Filter this material down to the lines that hold "Pedidos", copying each one.

═════ Provided information ═════

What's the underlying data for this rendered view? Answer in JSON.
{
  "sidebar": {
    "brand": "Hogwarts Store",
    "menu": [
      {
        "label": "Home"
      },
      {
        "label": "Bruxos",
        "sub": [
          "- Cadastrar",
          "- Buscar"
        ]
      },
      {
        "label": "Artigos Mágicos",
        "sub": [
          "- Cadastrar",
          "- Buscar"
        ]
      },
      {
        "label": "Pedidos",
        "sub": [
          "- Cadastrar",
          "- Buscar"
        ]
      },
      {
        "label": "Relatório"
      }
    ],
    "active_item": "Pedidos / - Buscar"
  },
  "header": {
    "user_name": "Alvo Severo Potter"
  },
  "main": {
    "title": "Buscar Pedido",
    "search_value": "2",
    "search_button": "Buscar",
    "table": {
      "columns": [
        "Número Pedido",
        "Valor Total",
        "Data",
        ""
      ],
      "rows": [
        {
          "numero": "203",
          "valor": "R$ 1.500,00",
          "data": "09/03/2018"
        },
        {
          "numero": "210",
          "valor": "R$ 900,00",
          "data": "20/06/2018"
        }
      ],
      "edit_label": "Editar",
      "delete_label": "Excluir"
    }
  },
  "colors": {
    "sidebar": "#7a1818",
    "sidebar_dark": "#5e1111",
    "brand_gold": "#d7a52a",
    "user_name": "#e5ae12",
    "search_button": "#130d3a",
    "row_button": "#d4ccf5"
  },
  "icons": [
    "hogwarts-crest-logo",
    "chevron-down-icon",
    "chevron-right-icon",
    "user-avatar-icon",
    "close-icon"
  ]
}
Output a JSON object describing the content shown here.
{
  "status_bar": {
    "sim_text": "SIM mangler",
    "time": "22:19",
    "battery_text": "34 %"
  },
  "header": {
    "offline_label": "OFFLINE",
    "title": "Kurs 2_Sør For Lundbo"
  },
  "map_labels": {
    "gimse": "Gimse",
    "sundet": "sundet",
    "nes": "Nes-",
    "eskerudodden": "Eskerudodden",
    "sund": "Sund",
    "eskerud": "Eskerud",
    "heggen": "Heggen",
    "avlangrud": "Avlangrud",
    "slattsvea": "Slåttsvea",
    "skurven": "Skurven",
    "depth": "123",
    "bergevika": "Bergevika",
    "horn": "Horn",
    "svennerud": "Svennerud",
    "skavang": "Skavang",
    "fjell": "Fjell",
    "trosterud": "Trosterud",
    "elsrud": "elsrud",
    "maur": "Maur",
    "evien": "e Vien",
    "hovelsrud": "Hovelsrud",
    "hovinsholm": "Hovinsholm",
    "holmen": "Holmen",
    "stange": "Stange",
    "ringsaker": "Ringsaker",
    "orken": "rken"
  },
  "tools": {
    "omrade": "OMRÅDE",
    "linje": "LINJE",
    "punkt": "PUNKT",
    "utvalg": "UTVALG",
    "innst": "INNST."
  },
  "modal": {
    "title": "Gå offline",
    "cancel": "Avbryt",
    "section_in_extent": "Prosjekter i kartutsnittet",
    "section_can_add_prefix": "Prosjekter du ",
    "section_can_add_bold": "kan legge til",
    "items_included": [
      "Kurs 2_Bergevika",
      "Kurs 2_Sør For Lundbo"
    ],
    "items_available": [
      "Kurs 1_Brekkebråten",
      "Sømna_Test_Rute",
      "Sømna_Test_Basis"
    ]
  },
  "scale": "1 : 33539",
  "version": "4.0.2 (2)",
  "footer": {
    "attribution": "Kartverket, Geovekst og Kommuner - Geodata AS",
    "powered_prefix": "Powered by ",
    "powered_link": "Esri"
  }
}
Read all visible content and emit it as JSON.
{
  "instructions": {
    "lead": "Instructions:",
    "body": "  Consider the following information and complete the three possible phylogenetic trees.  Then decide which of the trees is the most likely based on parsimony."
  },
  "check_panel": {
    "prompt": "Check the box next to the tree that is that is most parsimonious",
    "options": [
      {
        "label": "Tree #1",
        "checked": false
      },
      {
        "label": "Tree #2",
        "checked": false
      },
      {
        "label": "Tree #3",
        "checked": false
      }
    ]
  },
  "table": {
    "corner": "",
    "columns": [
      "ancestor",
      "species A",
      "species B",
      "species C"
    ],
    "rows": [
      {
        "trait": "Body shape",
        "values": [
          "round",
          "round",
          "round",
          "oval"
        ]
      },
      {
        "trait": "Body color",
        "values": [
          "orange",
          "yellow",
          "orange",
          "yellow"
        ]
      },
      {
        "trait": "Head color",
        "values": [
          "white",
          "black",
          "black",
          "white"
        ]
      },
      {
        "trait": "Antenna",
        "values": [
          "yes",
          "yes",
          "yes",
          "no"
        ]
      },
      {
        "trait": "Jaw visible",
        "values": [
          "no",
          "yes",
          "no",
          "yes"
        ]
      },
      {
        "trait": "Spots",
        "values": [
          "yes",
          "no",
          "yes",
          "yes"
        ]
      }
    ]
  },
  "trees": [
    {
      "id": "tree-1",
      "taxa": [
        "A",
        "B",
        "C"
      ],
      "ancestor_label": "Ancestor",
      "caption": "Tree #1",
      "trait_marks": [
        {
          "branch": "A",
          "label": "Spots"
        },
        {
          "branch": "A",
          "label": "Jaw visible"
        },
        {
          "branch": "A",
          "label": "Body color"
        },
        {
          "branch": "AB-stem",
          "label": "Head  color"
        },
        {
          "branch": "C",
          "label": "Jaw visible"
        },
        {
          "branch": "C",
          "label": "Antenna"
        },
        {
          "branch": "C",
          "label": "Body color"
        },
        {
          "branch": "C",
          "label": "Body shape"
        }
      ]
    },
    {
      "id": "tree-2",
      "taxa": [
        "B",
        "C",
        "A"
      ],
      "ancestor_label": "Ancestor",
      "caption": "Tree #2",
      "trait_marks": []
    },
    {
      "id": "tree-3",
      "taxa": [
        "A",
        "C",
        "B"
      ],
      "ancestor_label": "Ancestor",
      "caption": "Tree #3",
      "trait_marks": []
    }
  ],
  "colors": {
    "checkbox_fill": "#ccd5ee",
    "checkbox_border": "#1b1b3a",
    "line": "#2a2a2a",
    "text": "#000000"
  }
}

═════

Result of the exercise:
        "label": "Pedidos",
    "active_item": "Pedidos / - Buscar"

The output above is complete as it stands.